● **AIM**
All entries should be output exactly as they stand.

****************

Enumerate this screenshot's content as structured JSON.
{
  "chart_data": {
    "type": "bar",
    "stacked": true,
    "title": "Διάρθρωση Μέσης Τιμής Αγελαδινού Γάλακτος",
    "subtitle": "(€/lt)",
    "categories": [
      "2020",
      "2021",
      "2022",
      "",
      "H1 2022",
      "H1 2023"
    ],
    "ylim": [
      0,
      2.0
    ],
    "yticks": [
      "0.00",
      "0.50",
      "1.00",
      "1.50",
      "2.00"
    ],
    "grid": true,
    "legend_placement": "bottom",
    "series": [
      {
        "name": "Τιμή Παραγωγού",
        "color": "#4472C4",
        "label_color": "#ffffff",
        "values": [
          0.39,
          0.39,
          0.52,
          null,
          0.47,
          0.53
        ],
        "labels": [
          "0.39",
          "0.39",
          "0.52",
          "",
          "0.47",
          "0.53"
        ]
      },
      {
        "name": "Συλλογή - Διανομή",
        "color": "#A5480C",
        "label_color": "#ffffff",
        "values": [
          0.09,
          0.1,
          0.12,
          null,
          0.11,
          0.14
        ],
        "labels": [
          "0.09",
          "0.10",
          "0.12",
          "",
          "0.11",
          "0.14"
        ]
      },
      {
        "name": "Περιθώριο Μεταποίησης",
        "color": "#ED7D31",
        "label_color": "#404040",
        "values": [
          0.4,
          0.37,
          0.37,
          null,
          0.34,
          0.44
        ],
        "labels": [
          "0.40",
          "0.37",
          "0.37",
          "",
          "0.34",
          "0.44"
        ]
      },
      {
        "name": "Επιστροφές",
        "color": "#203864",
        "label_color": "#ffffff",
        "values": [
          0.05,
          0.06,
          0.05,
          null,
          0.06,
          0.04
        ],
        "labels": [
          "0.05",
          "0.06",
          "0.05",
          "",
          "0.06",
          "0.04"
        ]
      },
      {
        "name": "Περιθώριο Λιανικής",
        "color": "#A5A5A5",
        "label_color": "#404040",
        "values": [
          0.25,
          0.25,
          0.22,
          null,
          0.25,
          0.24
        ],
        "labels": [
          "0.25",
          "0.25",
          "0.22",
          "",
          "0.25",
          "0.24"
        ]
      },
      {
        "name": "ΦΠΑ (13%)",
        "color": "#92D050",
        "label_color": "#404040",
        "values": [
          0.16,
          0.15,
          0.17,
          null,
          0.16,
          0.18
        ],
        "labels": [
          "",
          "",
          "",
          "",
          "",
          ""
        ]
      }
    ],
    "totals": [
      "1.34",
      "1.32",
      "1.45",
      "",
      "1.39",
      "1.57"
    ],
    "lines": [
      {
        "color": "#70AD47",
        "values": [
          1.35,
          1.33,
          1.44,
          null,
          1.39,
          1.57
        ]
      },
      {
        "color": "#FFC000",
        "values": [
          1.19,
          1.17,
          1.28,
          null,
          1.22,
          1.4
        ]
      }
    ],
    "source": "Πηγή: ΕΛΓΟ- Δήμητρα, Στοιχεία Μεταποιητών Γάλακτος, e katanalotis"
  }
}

****************

● **THE RESPONSE**
Enumerate this screenshot's content as structured JSON.
{
  "chart_data": {
    "type": "bar",
    "stacked": true,
    "title": "Διάρθρωση Μέσης Τιμής Αγελαδινού Γάλακτος",
    "subtitle": "(€/lt)",
    "categories": [
      "2020",
      "2021",
      "2022",
      "",
      "H1 2022",
      "H1 2023"
    ],
    "ylim": [
      0,
      2.0
    ],
    "yticks": [
      "0.00",
      "0.50",
      "1.00",
      "1.50",
      "2.00"
    ],
    "grid": true,
    "legend_placement": "bottom",
    "series": [
      {
        "name": "Τιμή Παραγωγού",
        "color": "#4472C4",
        "label_color": "#ffffff",
        "values": [
          0.39,
          0.39,
          0.52,
          null,
          0.47,
          0.53
        ],
        "labels": [
          "0.39",
          "0.39",
          "0.52",
          "",
          "0.47",
          "0.53"
        ]
      },
      {
        "name": "Συλλογή - Διανομή",
        "color": "#A5480C",
        "label_color": "#ffffff",
        "values": [
          0.09,
          0.1,
          0.12,
          null,
          0.11,
          0.14
        ],
        "labels": [
          "0.09",
          "0.10",
          "0.12",
          "",
          "0.11",
          "0.14"
        ]
      },
      {
        "name": "Περιθώριο Μεταποίησης",
        "color": "#ED7D31",
        "label_color": "#404040",
        "values": [
          0.4,
          0.37,
          0.37,
          null,
          0.34,
          0.44
        ],
        "labels": [
          "0.40",
          "0.37",
          "0.37",
          "",
          "0.34",
          "0.44"
        ]
      },
      {
        "name": "Επιστροφές",
        "color": "#203864",
        "label_color": "#ffffff",
        "values": [
          0.05,
          0.06,
          0.05,
          null,
          0.06,
          0.04
        ],
        "labels": [
          "0.05",
          "0.06",
          "0.05",
          "",
          "0.06",
          "0.04"
        ]
      },
      {
        "name": "Περιθώριο Λιανικής",
        "color": "#A5A5A5",
        "label_color": "#404040",
        "values": [
          0.25,
          0.25,
          0.22,
          null,
          0.25,
          0.24
        ],
        "labels": [
          "0.25",
          "0.25",
          "0.22",
          "",
          "0.25",
          "0.24"
        ]
      },
      {
        "name": "ΦΠΑ (13%)",
        "color": "#92D050",
        "label_color": "#404040",
        "values": [
          0.16,
          0.15,
          0.17,
          null,
          0.16,
          0.18
        ],
        "labels": [
          "",
          "",
          "",
          "",
          "",
          ""
        ]
      }
    ],
    "totals": [
      "1.34",
      "1.32",
      "1.45",
      "",
      "1.39",
      "1.57"
    ],
    "lines": [
      {
        "color": "#70AD47",
        "values": [
          1.35,
          1.33,
          1.44,
          null,
          1.39,
          1.57
        ]
      },
      {
        "color": "#FFC000",
        "values": [
          1.19,
          1.17,
          1.28,
          null,
          1.22,
          1.4
        ]
      }
    ],
    "source": "Πηγή: ΕΛΓΟ- Δήμητρα, Στοιχεία Μεταποιητών Γάλακτος, e katanalotis"
  }
}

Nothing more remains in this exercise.